● Brief
Go through the data below. Pull out every line that has the word "необходимых".

=-=-=

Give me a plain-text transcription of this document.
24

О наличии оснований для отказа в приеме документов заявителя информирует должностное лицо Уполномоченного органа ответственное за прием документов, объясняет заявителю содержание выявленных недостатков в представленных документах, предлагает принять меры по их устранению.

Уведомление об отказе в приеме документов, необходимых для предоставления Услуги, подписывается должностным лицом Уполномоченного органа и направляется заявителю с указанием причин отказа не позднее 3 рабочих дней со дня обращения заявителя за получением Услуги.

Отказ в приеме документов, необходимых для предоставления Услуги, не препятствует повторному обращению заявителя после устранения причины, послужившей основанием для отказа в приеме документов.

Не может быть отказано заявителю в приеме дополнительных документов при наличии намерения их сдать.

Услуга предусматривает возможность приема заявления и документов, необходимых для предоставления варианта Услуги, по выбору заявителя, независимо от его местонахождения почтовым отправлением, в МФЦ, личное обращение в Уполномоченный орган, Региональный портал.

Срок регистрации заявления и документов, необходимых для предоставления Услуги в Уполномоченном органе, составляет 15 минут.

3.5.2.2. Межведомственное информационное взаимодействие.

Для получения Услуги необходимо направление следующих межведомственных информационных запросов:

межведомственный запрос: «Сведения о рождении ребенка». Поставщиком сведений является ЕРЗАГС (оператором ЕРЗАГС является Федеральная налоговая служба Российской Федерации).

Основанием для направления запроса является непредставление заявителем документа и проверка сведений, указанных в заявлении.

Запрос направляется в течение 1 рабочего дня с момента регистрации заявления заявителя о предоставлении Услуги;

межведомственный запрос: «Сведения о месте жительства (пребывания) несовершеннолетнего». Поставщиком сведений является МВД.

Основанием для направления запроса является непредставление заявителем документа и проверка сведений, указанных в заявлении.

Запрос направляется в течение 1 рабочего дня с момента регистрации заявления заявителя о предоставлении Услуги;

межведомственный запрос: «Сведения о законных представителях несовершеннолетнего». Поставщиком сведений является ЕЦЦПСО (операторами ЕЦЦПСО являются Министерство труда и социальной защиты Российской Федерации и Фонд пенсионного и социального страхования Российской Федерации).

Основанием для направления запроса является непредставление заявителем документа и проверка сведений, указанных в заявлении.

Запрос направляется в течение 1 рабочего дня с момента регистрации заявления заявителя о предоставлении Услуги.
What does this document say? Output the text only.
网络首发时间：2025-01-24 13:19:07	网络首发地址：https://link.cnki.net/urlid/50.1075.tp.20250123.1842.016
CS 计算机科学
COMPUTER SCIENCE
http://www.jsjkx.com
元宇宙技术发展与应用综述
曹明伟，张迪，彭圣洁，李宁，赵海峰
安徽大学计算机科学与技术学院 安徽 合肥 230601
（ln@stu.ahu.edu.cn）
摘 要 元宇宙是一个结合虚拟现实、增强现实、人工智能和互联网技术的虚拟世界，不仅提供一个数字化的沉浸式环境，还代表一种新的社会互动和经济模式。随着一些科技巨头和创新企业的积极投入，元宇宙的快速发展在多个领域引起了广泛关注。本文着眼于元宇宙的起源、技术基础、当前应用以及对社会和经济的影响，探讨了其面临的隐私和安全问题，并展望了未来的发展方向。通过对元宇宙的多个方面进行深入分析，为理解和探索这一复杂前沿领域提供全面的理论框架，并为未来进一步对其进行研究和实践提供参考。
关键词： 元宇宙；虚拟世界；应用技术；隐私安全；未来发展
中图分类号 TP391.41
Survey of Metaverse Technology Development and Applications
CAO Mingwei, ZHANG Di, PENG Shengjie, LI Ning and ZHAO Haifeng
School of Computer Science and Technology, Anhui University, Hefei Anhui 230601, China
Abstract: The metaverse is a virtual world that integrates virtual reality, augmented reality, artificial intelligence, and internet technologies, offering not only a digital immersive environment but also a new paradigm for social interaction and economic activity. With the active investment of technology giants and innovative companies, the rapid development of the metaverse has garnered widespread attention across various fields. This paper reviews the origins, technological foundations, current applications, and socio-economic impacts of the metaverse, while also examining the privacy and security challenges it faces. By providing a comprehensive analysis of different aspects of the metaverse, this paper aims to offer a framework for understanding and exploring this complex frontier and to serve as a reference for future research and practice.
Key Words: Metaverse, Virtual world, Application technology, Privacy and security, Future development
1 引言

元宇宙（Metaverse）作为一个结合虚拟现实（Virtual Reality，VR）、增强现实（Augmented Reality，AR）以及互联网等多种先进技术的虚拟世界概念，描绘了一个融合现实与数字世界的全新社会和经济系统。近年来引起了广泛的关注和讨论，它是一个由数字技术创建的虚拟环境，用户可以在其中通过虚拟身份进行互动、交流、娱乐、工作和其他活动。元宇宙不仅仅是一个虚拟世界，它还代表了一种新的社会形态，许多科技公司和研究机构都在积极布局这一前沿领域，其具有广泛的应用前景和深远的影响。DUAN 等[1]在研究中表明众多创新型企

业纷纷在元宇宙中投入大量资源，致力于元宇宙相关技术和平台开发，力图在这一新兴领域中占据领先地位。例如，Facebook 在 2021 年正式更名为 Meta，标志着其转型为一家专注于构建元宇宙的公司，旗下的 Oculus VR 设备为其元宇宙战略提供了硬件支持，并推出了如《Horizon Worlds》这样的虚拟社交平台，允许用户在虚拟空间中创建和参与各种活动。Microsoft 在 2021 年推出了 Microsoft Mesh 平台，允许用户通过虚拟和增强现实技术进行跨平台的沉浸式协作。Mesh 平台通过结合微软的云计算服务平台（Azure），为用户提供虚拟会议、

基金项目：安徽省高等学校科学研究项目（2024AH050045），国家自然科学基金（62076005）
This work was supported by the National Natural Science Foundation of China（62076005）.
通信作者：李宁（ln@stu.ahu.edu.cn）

=-=-=

● Answer to the problem
Уведомление об отказе в приеме документов, необходимых для предоставления Услуги, подписывается должностным лицом Уполномоченного органа и направляется заявителю с указанием причин отказа не позднее 3 рабочих дней со дня обращения заявителя за получением Услуги.
Отказ в приеме документов, необходимых для предоставления Услуги, не препятствует повторному обращению заявителя после устранения причины, послужившей основанием для отказа в приеме документов.
Услуга предусматривает возможность приема заявления и документов, необходимых для предоставления варианта Услуги, по выбору заявителя, независимо от его местонахождения почтовым отправлением, в МФЦ, личное обращение в Уполномоченный орган, Региональный портал.
Срок регистрации заявления и документов, необходимых для предоставления Услуги в Уполномоченном органе, составляет 15 минут.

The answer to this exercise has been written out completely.